GIVEN TASK: Scan the data below for the string "Ljudtryck". Show every line where it turns up.

GIVEN RECORDS:
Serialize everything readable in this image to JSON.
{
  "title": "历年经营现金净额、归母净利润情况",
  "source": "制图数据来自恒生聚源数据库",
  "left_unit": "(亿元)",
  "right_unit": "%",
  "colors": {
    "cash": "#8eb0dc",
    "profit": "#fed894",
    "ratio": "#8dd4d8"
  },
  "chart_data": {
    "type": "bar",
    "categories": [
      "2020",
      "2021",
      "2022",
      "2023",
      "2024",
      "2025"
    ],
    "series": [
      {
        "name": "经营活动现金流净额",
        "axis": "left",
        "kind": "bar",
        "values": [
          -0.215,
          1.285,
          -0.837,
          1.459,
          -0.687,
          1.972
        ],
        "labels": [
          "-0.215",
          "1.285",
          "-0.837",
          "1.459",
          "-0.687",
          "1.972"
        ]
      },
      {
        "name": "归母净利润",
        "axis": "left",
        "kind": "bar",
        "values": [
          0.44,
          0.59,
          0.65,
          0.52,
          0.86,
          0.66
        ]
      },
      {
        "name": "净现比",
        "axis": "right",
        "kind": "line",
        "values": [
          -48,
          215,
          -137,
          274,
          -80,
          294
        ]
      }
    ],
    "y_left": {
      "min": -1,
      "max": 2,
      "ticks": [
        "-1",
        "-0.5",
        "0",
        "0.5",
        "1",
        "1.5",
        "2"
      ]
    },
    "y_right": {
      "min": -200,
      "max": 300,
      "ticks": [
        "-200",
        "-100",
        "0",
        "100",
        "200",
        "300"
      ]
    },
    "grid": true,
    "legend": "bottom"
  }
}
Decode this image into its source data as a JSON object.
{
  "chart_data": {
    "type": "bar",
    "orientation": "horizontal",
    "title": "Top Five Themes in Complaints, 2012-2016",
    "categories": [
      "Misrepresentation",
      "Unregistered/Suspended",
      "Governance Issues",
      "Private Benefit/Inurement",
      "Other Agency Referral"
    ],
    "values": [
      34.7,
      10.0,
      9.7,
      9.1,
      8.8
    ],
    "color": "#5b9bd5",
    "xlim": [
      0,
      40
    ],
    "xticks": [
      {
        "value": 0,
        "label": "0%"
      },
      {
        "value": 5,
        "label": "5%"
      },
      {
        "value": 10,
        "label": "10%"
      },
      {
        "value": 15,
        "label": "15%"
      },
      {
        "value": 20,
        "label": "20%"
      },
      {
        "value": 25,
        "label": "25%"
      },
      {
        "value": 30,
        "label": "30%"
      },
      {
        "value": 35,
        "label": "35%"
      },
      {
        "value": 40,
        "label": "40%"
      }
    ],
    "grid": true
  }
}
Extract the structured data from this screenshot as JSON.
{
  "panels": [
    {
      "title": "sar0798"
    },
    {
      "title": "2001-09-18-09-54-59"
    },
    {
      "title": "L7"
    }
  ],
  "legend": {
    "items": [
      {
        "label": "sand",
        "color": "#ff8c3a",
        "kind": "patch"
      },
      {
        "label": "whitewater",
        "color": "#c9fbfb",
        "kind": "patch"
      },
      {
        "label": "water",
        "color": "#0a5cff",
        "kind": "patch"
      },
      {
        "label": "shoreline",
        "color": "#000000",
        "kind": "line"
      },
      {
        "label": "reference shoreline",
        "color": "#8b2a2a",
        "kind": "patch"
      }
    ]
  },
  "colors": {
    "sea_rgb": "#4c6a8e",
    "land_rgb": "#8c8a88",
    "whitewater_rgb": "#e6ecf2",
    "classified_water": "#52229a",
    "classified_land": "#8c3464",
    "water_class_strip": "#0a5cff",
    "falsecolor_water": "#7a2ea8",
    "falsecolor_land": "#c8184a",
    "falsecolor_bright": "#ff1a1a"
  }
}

--

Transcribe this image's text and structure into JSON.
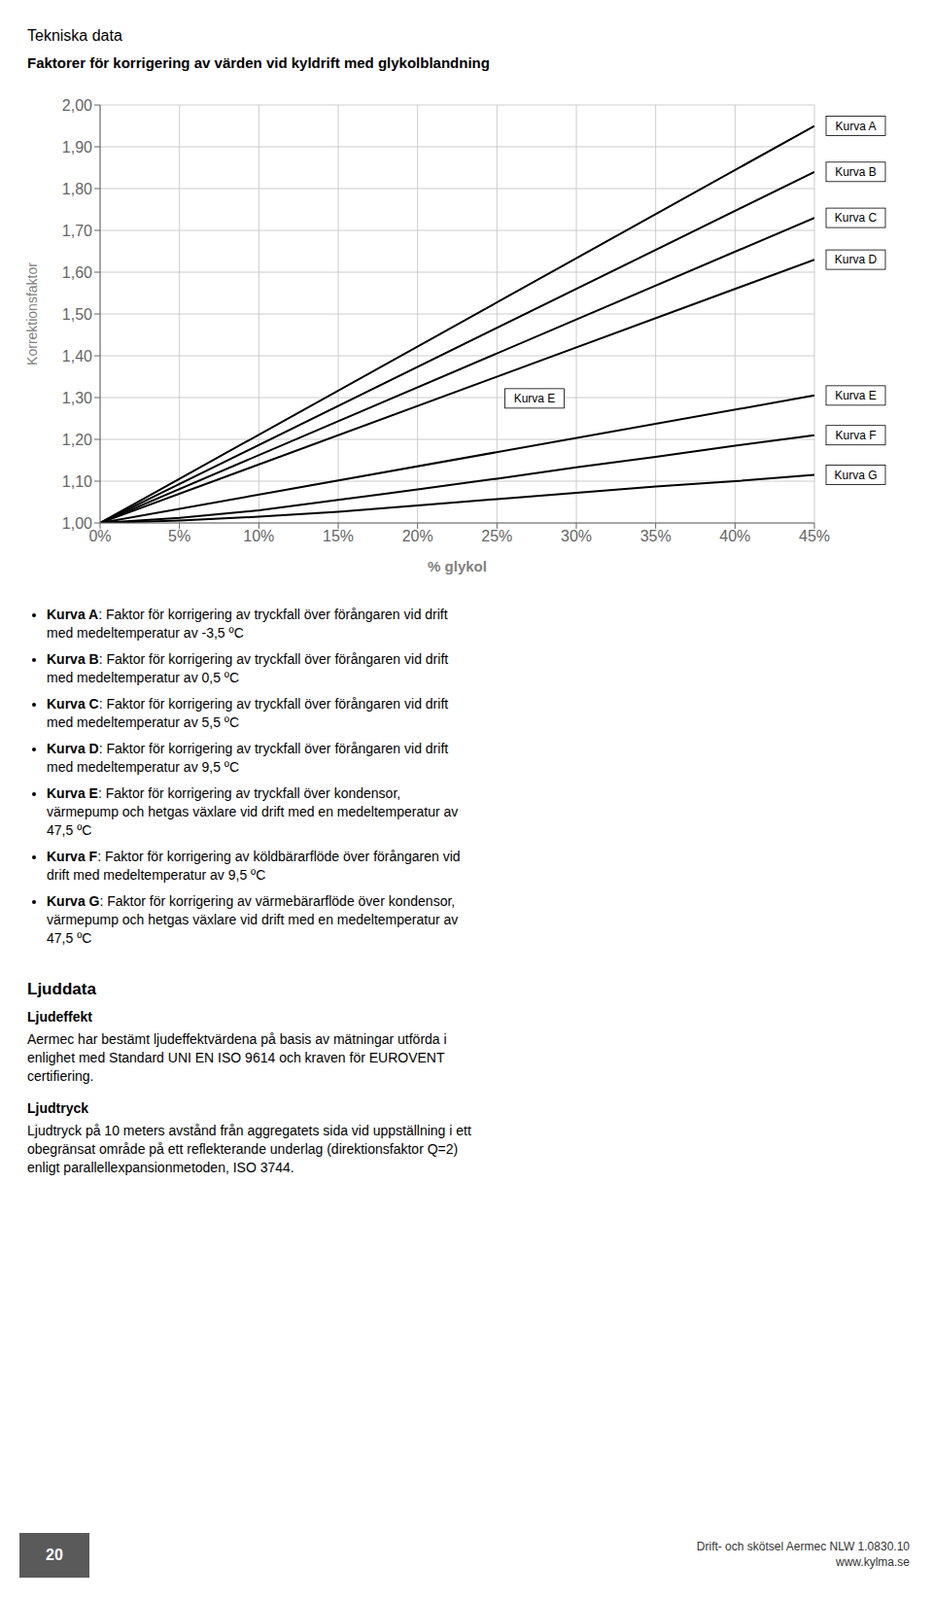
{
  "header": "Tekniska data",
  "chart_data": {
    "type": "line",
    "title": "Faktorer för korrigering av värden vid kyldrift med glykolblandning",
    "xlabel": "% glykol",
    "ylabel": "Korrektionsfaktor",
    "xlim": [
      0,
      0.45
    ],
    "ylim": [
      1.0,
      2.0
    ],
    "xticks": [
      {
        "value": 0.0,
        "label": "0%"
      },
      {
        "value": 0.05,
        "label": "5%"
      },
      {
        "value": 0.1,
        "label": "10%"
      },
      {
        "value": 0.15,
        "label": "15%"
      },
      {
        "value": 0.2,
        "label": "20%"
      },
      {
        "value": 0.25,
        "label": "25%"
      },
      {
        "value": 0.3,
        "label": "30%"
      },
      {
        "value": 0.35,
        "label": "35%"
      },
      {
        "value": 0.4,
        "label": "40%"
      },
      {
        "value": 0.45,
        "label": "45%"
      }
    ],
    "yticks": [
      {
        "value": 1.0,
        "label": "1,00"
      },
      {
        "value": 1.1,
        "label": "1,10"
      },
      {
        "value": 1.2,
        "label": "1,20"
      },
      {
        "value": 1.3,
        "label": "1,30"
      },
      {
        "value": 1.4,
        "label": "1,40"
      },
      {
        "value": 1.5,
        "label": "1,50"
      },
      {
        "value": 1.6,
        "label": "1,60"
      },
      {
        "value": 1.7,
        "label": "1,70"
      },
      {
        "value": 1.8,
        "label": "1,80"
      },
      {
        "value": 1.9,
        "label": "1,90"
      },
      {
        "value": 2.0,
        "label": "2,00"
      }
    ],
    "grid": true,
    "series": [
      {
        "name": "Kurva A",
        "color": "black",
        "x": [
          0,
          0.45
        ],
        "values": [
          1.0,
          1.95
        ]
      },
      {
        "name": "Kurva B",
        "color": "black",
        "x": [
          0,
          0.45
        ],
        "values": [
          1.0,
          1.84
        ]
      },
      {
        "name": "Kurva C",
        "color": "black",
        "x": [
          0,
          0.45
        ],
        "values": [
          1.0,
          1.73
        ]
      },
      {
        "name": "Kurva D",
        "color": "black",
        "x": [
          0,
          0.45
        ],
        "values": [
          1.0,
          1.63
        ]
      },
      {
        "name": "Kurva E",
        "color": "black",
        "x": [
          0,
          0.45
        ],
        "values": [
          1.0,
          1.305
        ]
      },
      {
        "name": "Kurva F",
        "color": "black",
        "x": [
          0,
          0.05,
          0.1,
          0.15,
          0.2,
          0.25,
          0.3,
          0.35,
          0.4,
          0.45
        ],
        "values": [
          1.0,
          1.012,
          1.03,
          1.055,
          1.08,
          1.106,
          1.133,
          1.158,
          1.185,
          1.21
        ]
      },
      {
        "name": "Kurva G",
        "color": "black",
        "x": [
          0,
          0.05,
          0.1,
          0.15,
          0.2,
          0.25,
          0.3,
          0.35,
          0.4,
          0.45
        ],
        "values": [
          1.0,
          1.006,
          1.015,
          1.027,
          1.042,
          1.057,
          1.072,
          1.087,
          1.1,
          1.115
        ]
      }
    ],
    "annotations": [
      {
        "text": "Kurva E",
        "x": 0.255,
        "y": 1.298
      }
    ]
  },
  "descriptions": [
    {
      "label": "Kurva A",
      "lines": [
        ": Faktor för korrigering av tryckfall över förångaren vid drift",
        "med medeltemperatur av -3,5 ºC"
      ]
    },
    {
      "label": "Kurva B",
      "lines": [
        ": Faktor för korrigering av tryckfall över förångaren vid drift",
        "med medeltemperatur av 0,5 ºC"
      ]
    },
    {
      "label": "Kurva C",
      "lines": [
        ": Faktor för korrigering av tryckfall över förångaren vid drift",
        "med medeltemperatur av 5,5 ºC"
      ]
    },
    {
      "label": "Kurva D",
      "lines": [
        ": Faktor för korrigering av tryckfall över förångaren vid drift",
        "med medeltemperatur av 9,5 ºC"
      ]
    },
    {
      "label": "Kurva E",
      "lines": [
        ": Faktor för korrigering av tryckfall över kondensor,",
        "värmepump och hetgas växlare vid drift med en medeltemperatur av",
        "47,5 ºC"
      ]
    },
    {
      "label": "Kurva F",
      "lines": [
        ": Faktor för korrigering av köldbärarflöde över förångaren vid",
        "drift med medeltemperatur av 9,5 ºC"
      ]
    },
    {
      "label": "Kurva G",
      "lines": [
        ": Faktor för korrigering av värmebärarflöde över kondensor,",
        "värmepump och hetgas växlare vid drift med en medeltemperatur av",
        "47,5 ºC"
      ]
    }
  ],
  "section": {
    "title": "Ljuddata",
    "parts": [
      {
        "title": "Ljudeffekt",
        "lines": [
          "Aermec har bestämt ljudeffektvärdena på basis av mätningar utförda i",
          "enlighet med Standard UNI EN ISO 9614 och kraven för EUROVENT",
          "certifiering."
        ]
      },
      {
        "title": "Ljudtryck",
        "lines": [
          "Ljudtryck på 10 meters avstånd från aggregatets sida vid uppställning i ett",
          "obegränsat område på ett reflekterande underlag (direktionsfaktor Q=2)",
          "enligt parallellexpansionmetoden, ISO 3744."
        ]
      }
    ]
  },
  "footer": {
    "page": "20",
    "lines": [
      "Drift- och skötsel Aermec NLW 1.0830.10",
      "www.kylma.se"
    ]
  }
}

ANSWER FOR THIS EXERCISE:
        "title": "Ljudtryck",
          "Ljudtryck på 10 meters avstånd från aggregatets sida vid uppställning i ett",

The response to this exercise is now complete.